Stated task |
Count every line below that contains "Tags", then state the total with no other output.

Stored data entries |

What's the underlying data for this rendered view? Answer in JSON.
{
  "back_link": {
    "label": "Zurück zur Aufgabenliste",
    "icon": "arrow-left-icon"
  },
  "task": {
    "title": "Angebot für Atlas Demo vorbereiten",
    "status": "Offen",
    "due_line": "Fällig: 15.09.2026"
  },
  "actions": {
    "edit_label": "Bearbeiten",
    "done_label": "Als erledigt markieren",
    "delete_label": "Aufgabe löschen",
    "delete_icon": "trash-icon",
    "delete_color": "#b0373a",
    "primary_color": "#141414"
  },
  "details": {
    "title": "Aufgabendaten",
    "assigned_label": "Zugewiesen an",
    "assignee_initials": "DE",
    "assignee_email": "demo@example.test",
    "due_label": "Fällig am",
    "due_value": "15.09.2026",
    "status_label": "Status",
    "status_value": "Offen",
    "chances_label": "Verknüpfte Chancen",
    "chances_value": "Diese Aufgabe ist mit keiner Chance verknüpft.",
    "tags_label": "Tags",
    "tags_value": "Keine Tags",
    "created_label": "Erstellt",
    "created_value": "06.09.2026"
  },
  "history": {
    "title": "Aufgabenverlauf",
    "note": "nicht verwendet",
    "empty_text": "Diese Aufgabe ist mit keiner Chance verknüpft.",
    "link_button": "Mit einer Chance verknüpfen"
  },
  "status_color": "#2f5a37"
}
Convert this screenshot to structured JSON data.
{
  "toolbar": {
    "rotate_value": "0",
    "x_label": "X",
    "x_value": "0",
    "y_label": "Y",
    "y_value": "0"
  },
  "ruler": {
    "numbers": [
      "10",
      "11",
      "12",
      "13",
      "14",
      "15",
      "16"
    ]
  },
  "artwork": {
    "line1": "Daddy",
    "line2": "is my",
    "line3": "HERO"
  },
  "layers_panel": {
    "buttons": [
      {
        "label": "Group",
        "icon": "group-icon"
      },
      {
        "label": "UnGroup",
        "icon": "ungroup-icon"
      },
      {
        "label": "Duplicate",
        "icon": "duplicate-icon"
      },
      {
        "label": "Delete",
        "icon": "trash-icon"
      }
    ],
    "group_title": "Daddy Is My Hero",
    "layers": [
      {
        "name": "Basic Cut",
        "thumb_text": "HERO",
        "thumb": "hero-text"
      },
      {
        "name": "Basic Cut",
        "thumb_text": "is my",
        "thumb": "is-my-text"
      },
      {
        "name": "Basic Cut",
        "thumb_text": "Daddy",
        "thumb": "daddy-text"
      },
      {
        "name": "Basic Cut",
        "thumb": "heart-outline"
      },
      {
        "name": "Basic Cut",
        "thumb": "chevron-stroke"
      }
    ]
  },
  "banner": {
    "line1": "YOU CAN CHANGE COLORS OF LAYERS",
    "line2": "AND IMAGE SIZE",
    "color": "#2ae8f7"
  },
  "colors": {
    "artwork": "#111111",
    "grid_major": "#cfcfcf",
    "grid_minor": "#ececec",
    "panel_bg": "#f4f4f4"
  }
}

Final answer |
2